Data tied to figure images

---+---

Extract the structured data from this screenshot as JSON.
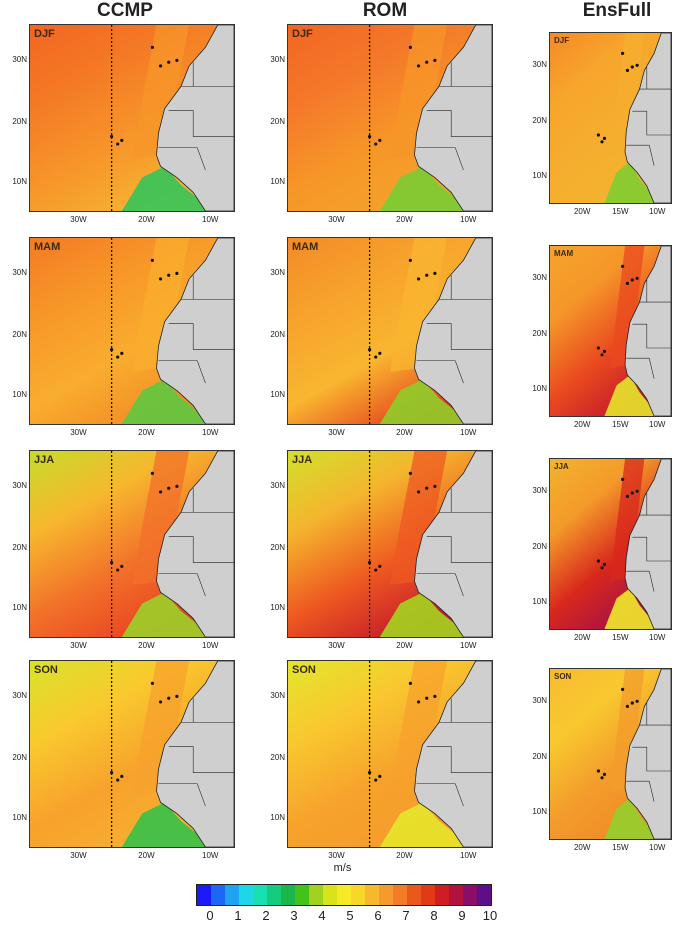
{
  "columns": [
    "CCMP",
    "ROM",
    "EnsFull"
  ],
  "seasons": [
    "DJF",
    "MAM",
    "JJA",
    "SON"
  ],
  "lat_ticks": [
    "30N",
    "20N",
    "10N"
  ],
  "lon_ticks_wide": [
    "30W",
    "20W",
    "10W"
  ],
  "lon_ticks_narrow": [
    "20W",
    "15W",
    "10W"
  ],
  "units": "m/s",
  "colorbar": {
    "colors": [
      "#1b1bf7",
      "#1e66f5",
      "#1fa2f2",
      "#1fd5e8",
      "#19dfb1",
      "#14cc7d",
      "#19b64a",
      "#44c21c",
      "#a2d11f",
      "#d8e31e",
      "#f5ea23",
      "#f9d62a",
      "#f7b72e",
      "#f59a2c",
      "#f27b25",
      "#ec581c",
      "#e13a18",
      "#cf1e20",
      "#b1113e",
      "#8b0d6a",
      "#5e0e88"
    ],
    "labels": [
      "0",
      "1",
      "2",
      "3",
      "4",
      "5",
      "6",
      "7",
      "8",
      "9",
      "10"
    ]
  }
}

---+---

**TO DO**
Copy the records exactly. Skip the pictures.

**CORRECT RESPONSE**
Extract the structured data from this screenshot as JSON.
{
  "columns": [
    "CCMP",
    "ROM",
    "EnsFull"
  ],
  "seasons": [
    "DJF",
    "MAM",
    "JJA",
    "SON"
  ],
  "lat_ticks": [
    "30N",
    "20N",
    "10N"
  ],
  "lon_ticks_wide": [
    "30W",
    "20W",
    "10W"
  ],
  "lon_ticks_narrow": [
    "20W",
    "15W",
    "10W"
  ],
  "units": "m/s",
  "colorbar": {
    "colors": [
      "#1b1bf7",
      "#1e66f5",
      "#1fa2f2",
      "#1fd5e8",
      "#19dfb1",
      "#14cc7d",
      "#19b64a",
      "#44c21c",
      "#a2d11f",
      "#d8e31e",
      "#f5ea23",
      "#f9d62a",
      "#f7b72e",
      "#f59a2c",
      "#f27b25",
      "#ec581c",
      "#e13a18",
      "#cf1e20",
      "#b1113e",
      "#8b0d6a",
      "#5e0e88"
    ],
    "labels": [
      "0",
      "1",
      "2",
      "3",
      "4",
      "5",
      "6",
      "7",
      "8",
      "9",
      "10"
    ]
  }
}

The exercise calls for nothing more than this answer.